[START RECORD EXCERPTS]

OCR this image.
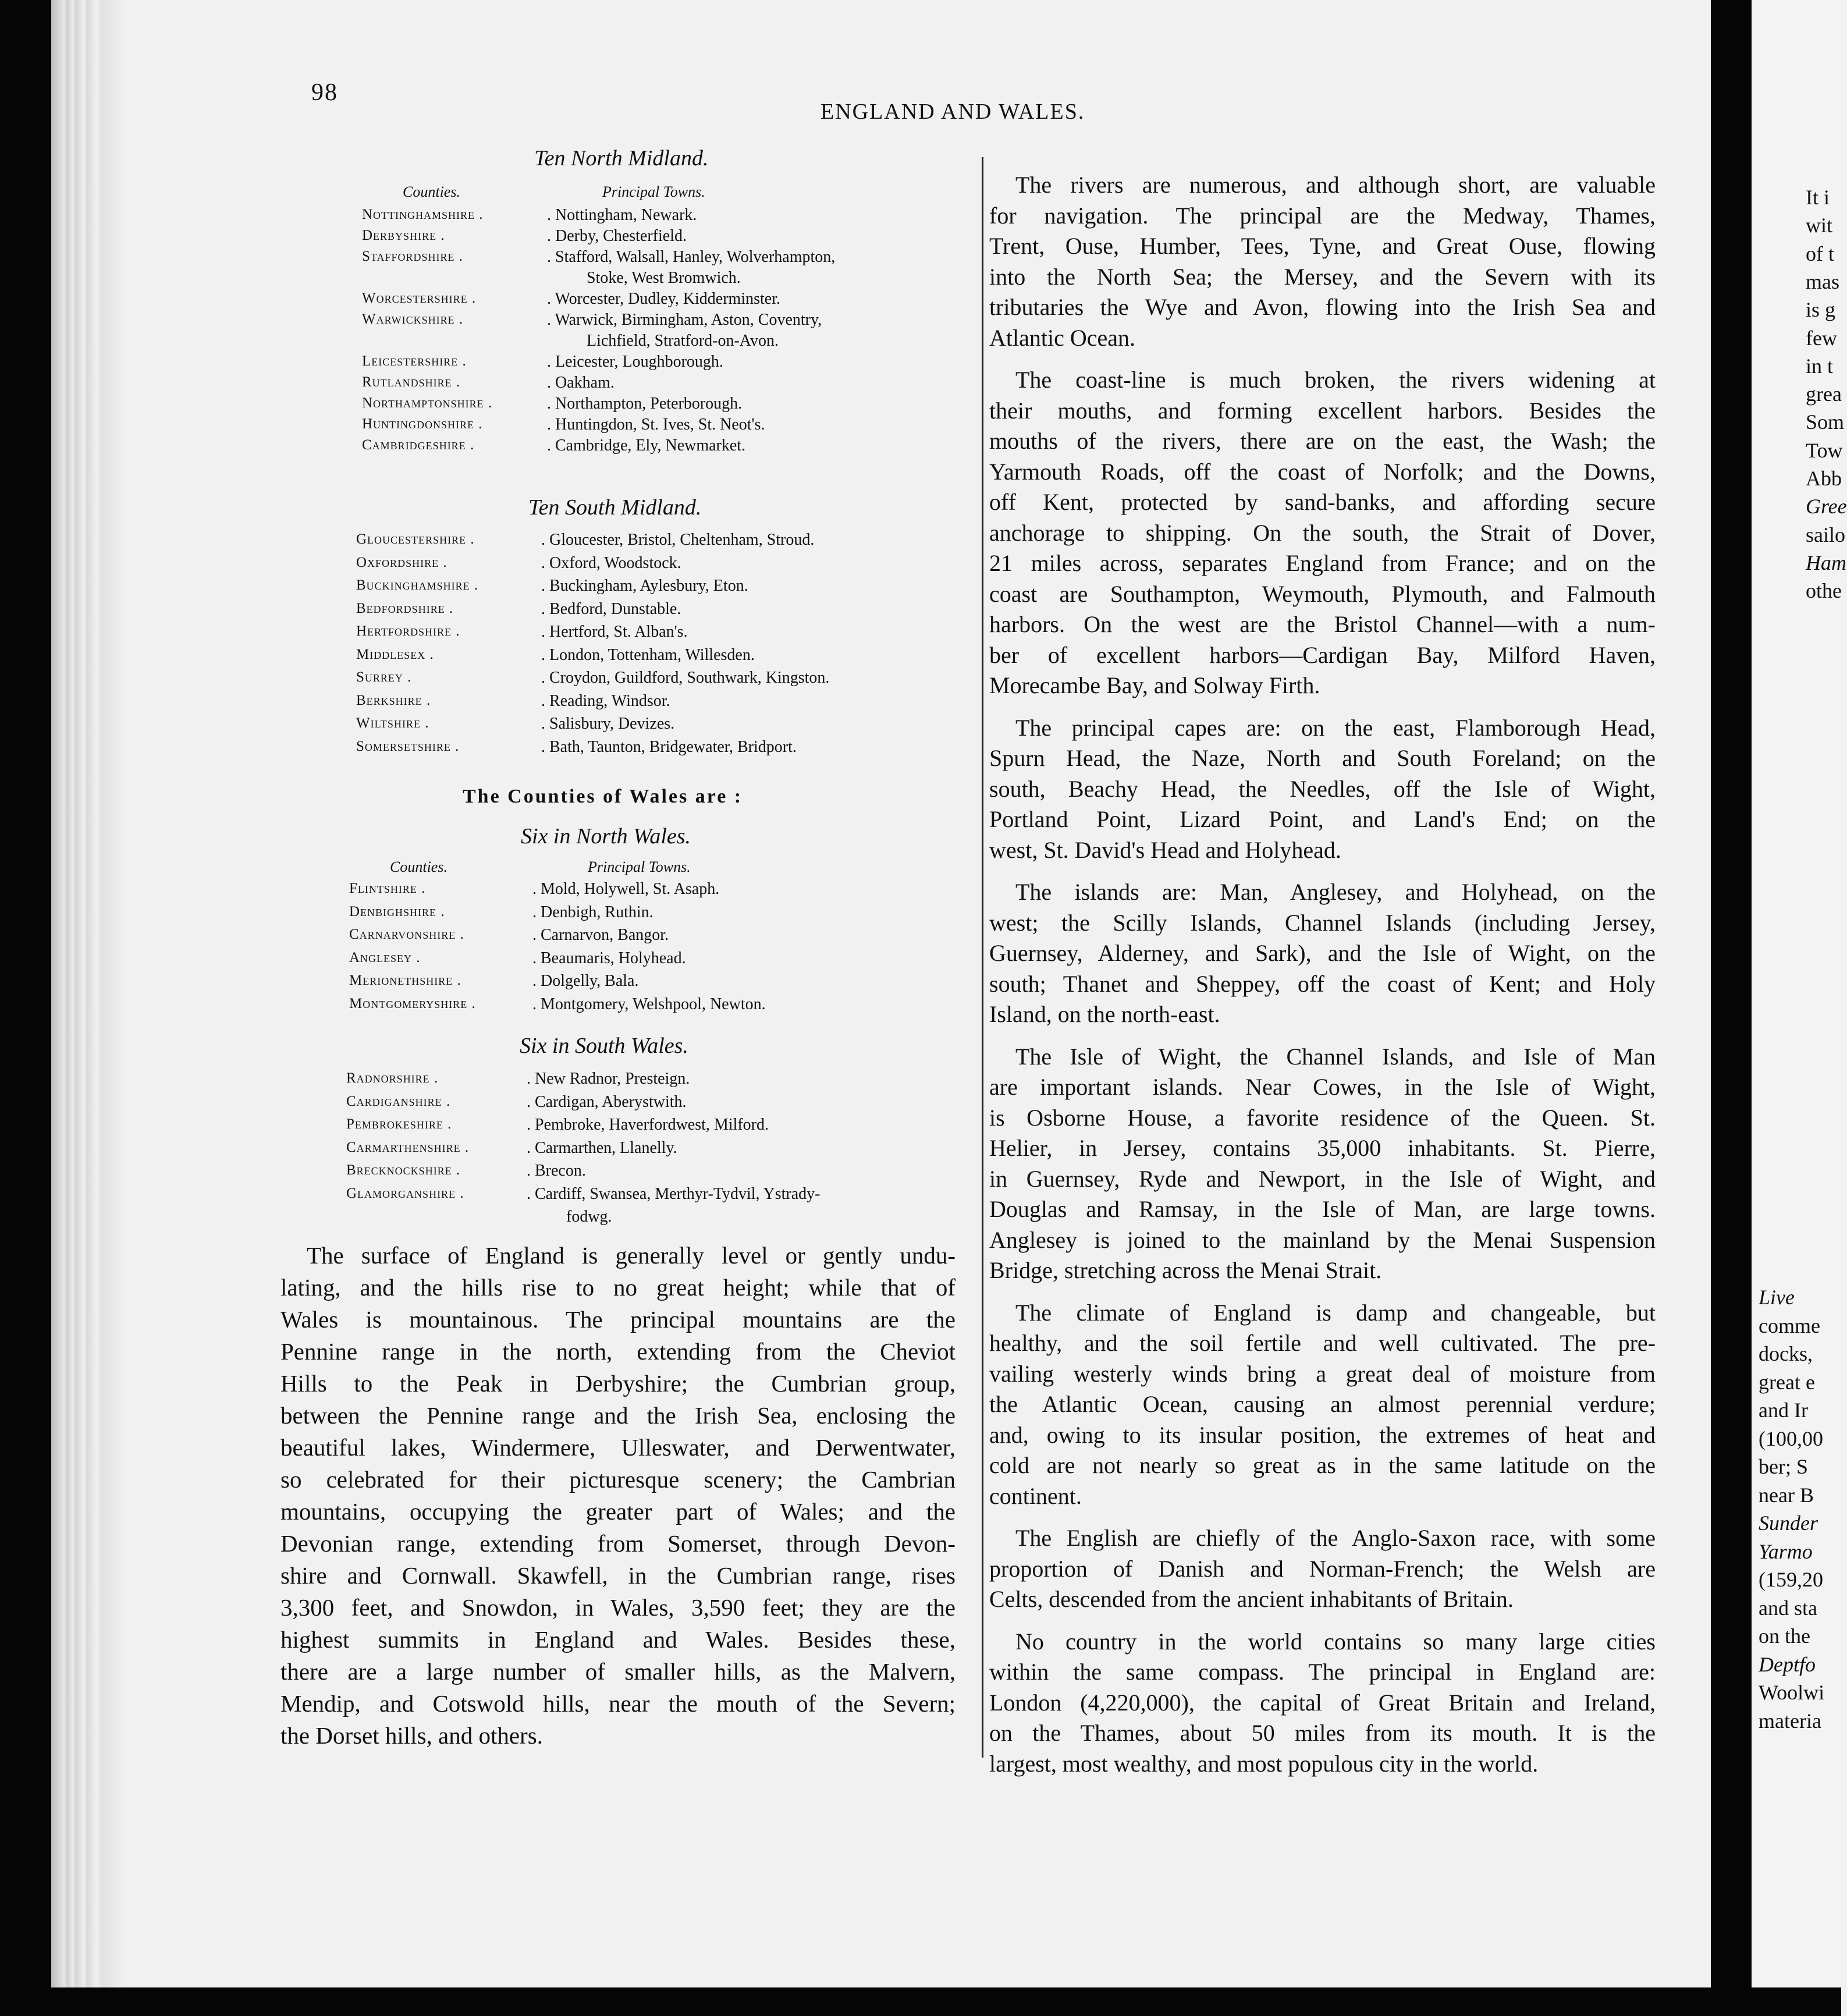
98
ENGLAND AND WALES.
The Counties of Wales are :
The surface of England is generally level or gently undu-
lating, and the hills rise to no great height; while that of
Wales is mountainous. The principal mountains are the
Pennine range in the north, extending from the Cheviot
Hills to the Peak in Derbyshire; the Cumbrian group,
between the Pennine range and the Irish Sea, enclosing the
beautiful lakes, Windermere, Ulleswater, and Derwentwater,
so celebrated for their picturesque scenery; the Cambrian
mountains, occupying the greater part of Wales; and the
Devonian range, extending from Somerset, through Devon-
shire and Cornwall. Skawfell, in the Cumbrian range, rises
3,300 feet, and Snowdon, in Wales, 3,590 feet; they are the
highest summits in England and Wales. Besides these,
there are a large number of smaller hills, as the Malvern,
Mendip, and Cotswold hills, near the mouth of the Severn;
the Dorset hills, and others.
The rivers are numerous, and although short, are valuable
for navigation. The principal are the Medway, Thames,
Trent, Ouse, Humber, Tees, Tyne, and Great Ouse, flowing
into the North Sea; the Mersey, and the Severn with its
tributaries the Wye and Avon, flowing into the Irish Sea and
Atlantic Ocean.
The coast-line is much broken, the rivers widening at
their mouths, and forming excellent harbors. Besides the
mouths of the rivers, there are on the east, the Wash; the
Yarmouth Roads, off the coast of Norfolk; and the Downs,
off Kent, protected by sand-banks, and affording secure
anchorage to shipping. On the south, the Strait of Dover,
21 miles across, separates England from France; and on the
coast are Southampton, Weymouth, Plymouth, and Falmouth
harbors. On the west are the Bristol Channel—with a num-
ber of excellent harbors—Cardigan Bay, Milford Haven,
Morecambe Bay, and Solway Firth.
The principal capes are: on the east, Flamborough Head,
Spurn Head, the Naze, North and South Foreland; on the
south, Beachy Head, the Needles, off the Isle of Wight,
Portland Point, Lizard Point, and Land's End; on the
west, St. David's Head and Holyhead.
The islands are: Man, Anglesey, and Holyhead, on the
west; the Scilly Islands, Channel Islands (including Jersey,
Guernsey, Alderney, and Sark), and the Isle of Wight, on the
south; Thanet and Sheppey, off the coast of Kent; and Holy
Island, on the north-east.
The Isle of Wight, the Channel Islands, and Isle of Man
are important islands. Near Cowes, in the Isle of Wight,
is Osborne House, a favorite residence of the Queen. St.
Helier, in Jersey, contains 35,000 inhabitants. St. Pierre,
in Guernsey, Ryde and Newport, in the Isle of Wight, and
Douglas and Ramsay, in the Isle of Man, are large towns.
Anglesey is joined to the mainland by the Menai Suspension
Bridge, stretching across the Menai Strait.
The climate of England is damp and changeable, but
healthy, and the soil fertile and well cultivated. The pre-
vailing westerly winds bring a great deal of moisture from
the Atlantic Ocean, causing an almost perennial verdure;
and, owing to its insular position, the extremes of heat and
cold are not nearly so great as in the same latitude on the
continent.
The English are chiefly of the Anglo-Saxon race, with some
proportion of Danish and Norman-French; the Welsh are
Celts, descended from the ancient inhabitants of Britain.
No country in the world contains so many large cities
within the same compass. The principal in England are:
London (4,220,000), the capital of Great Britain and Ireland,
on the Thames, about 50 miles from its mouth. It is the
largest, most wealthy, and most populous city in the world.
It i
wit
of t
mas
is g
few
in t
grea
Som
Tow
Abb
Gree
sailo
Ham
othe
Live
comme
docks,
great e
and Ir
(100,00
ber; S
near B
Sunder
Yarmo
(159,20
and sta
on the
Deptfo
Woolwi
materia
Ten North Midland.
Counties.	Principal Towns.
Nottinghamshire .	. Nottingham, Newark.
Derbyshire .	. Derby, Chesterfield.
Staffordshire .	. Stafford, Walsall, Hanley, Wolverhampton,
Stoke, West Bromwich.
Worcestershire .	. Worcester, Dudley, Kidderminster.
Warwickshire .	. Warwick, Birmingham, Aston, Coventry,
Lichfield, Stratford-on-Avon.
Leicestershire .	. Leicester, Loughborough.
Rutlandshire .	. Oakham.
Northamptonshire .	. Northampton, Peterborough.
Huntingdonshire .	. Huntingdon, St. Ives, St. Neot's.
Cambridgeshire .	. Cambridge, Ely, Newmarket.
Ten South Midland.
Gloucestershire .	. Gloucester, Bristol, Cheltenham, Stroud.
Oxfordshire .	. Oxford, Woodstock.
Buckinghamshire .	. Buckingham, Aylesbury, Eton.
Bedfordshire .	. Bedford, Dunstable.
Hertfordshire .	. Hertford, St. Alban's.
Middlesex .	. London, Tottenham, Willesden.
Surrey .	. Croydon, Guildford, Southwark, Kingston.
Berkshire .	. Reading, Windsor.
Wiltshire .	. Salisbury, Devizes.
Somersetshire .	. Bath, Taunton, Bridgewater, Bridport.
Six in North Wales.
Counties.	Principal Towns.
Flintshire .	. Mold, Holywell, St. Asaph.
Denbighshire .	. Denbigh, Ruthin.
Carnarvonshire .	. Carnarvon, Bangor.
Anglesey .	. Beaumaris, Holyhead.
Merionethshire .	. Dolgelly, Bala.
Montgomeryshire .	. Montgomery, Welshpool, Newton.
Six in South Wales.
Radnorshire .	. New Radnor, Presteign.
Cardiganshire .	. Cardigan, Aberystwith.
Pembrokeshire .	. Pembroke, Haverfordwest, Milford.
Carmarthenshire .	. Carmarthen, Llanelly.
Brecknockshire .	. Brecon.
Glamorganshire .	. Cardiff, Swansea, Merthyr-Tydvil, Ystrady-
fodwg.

[END RECORD EXCERPTS]

All lines above with "range" in them should be returned.

▸ RESPONSE TO THIS EXERCISE:
Pennine range in the north, extending from the Cheviot
between the Pennine range and the Irish Sea, enclosing the
Devonian range, extending from Somerset, through Devon-
shire and Cornwall. Skawfell, in the Cumbrian range, rises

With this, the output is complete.